** Aim **
Transcribe all of the material exactly. Any picture in it should be left out.

— Begin Rows —

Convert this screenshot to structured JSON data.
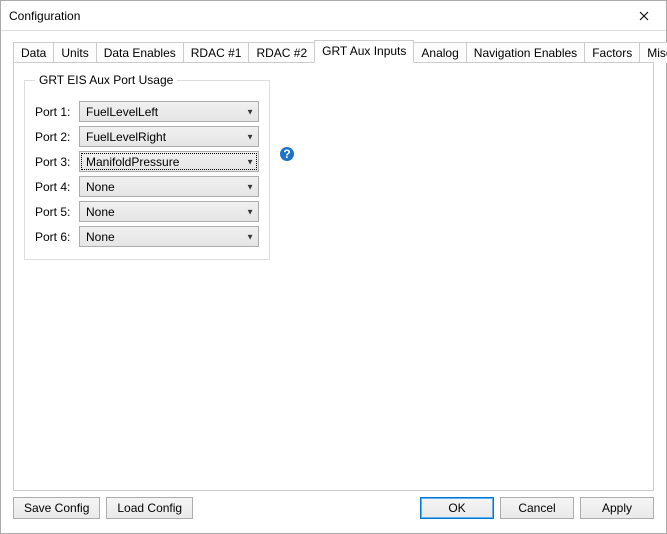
{
  "window": {
    "title": "Configuration"
  },
  "tabs": {
    "items": [
      {
        "label": "Data"
      },
      {
        "label": "Units"
      },
      {
        "label": "Data Enables"
      },
      {
        "label": "RDAC #1"
      },
      {
        "label": "RDAC #2"
      },
      {
        "label": "GRT Aux Inputs"
      },
      {
        "label": "Analog"
      },
      {
        "label": "Navigation Enables"
      },
      {
        "label": "Factors"
      },
      {
        "label": "Misc."
      }
    ],
    "active_index": 5,
    "scroll_left": "◂",
    "scroll_right": "▸"
  },
  "group": {
    "legend": "GRT EIS Aux Port Usage",
    "ports": [
      {
        "label": "Port 1:",
        "value": "FuelLevelLeft"
      },
      {
        "label": "Port 2:",
        "value": "FuelLevelRight"
      },
      {
        "label": "Port 3:",
        "value": "ManifoldPressure"
      },
      {
        "label": "Port 4:",
        "value": "None"
      },
      {
        "label": "Port 5:",
        "value": "None"
      },
      {
        "label": "Port 6:",
        "value": "None"
      }
    ]
  },
  "help": {
    "text": "?"
  },
  "buttons": {
    "save_config": "Save Config",
    "load_config": "Load Config",
    "ok": "OK",
    "cancel": "Cancel",
    "apply": "Apply"
  }
}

— End Rows —

** Task answer **
Convert this screenshot to structured JSON data.
{
  "window": {
    "title": "Configuration"
  },
  "tabs": {
    "items": [
      {
        "label": "Data"
      },
      {
        "label": "Units"
      },
      {
        "label": "Data Enables"
      },
      {
        "label": "RDAC #1"
      },
      {
        "label": "RDAC #2"
      },
      {
        "label": "GRT Aux Inputs"
      },
      {
        "label": "Analog"
      },
      {
        "label": "Navigation Enables"
      },
      {
        "label": "Factors"
      },
      {
        "label": "Misc."
      }
    ],
    "active_index": 5,
    "scroll_left": "◂",
    "scroll_right": "▸"
  },
  "group": {
    "legend": "GRT EIS Aux Port Usage",
    "ports": [
      {
        "label": "Port 1:",
        "value": "FuelLevelLeft"
      },
      {
        "label": "Port 2:",
        "value": "FuelLevelRight"
      },
      {
        "label": "Port 3:",
        "value": "ManifoldPressure"
      },
      {
        "label": "Port 4:",
        "value": "None"
      },
      {
        "label": "Port 5:",
        "value": "None"
      },
      {
        "label": "Port 6:",
        "value": "None"
      }
    ]
  },
  "help": {
    "text": "?"
  },
  "buttons": {
    "save_config": "Save Config",
    "load_config": "Load Config",
    "ok": "OK",
    "cancel": "Cancel",
    "apply": "Apply"
  }
}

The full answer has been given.